## Start
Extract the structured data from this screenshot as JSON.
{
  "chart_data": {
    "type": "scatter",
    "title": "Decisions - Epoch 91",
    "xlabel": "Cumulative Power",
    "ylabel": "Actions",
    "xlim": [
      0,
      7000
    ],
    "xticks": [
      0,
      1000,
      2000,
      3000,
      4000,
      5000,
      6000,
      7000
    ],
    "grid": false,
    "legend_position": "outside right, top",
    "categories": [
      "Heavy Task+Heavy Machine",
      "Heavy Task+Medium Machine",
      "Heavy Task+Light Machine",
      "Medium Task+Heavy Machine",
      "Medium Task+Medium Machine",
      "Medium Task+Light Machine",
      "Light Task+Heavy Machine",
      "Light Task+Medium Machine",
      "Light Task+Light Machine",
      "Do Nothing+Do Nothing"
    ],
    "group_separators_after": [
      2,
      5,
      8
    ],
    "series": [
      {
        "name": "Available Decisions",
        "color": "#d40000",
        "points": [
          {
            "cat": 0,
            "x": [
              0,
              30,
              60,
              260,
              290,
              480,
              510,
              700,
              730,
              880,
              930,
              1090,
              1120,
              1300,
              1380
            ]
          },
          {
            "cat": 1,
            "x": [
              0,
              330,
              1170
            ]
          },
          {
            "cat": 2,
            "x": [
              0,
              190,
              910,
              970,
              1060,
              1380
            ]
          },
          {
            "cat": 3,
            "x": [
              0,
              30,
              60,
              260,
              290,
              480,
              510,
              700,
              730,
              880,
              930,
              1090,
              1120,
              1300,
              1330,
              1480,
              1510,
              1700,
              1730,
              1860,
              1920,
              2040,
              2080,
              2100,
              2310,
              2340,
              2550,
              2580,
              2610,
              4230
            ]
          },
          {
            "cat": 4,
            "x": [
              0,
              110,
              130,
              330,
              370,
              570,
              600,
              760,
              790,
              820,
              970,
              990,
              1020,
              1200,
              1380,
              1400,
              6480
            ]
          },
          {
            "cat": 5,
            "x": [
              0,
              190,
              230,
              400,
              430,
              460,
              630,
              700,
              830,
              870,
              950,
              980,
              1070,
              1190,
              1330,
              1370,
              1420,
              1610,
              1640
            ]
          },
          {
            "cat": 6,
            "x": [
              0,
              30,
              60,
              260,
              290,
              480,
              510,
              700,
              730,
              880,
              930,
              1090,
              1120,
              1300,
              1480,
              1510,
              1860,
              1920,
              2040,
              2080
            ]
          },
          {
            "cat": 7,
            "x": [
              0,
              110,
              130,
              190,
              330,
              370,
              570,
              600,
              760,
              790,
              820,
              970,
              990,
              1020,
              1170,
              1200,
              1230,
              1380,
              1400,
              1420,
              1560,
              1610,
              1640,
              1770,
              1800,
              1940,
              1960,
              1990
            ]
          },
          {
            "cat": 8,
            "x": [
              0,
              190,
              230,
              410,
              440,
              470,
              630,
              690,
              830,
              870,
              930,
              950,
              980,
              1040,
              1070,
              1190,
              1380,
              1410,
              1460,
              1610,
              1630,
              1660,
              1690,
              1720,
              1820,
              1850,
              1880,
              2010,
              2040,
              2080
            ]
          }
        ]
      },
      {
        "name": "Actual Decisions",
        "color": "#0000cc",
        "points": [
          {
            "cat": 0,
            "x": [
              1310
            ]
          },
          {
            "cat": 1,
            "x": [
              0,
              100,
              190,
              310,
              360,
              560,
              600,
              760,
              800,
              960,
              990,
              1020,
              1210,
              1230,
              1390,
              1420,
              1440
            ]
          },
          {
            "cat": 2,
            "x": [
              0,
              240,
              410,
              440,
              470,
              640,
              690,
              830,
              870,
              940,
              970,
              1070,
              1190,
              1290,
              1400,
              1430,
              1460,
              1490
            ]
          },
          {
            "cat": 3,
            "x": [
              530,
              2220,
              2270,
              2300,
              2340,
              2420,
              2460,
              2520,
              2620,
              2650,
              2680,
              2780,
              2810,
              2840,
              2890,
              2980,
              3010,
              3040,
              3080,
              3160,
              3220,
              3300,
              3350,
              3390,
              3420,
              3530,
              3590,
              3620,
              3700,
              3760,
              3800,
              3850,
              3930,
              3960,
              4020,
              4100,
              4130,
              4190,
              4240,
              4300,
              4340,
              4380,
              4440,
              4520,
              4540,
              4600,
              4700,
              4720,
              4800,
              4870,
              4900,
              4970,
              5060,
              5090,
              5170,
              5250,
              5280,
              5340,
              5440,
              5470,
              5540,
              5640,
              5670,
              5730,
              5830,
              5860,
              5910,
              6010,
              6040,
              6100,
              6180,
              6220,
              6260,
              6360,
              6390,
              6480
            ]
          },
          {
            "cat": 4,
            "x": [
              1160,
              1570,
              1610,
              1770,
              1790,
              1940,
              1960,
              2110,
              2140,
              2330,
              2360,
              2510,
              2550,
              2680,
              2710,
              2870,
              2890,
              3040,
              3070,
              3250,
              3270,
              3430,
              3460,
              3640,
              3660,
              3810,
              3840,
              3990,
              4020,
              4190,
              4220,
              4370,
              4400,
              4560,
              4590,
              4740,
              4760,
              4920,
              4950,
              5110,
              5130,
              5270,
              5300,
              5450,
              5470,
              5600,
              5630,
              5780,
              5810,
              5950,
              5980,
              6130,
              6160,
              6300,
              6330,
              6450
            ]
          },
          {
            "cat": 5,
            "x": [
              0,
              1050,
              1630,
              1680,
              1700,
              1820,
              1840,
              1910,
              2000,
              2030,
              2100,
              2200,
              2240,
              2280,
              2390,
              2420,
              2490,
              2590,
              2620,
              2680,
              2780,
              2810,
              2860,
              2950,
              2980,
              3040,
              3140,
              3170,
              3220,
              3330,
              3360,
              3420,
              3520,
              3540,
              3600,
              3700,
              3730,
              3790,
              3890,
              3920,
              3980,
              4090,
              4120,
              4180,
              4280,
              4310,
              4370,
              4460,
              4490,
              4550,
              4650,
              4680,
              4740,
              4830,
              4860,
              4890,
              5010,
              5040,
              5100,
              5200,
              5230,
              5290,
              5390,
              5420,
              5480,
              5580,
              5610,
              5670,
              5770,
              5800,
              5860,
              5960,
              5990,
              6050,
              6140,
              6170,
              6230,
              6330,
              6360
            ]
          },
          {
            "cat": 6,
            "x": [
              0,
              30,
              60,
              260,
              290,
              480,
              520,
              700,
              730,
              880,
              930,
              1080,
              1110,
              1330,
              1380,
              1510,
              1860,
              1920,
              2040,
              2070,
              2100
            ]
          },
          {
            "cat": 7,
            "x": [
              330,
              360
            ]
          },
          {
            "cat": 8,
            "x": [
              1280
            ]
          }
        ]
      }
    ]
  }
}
## End
◆ To do
Extract each line from the listing that holds the word "Light".

◆ Correct answer
      "Heavy Task+Light Machine",
      "Medium Task+Light Machine",
      "Light Task+Heavy Machine",
      "Light Task+Medium Machine",
      "Light Task+Light Machine",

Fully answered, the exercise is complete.